[YOUR INSTRUCTIONS] Omit the images, then output each of the records below exactly.

[DATA]
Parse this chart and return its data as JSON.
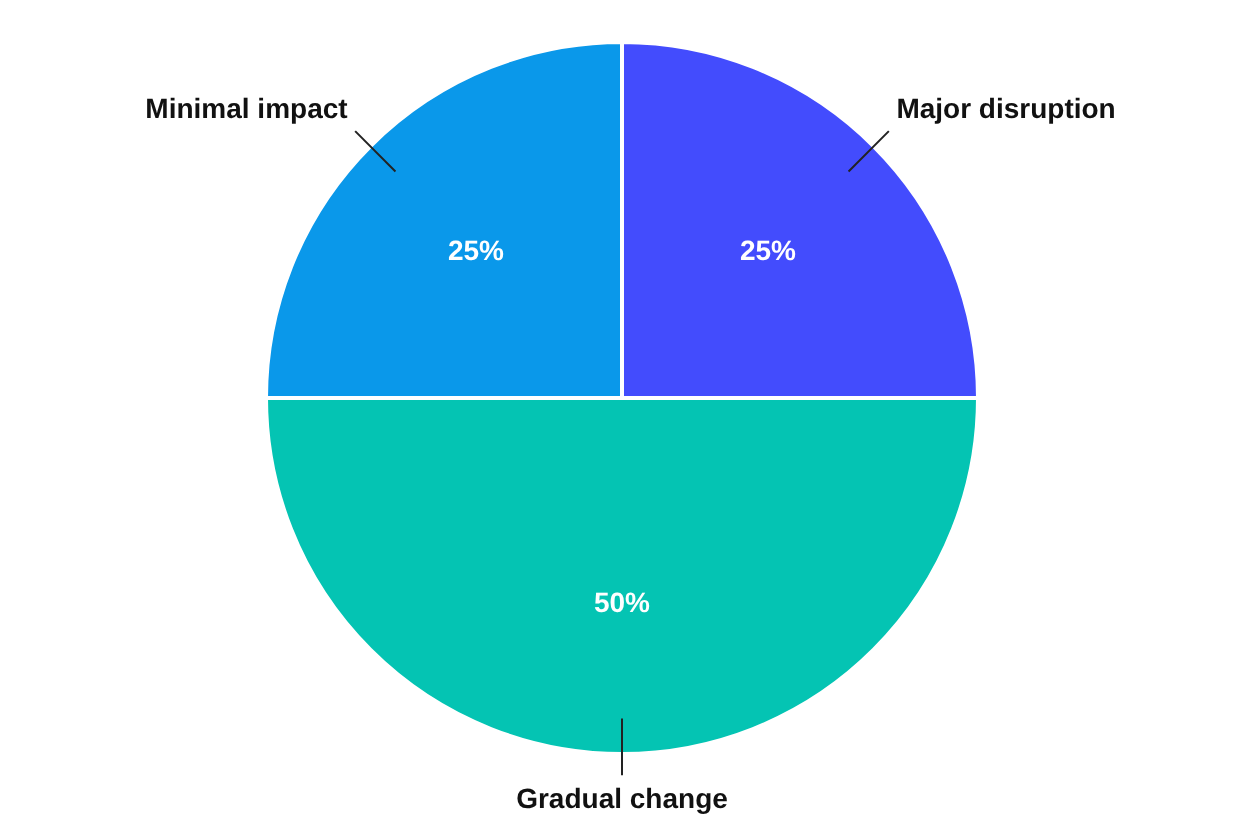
{
  "chart_data": {
    "type": "pie",
    "categories": [
      "Major disruption",
      "Gradual change",
      "Minimal impact"
    ],
    "values": [
      25,
      50,
      25
    ],
    "colors": [
      "#434cfd",
      "#04c4b3",
      "#0a98ea"
    ],
    "value_labels": [
      "25%",
      "50%",
      "25%"
    ]
  }
}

[EXERCISE RESULT]
Parse this chart and return its data as JSON.
{
  "chart_data": {
    "type": "pie",
    "categories": [
      "Major disruption",
      "Gradual change",
      "Minimal impact"
    ],
    "values": [
      25,
      50,
      25
    ],
    "colors": [
      "#434cfd",
      "#04c4b3",
      "#0a98ea"
    ],
    "value_labels": [
      "25%",
      "50%",
      "25%"
    ]
  }
}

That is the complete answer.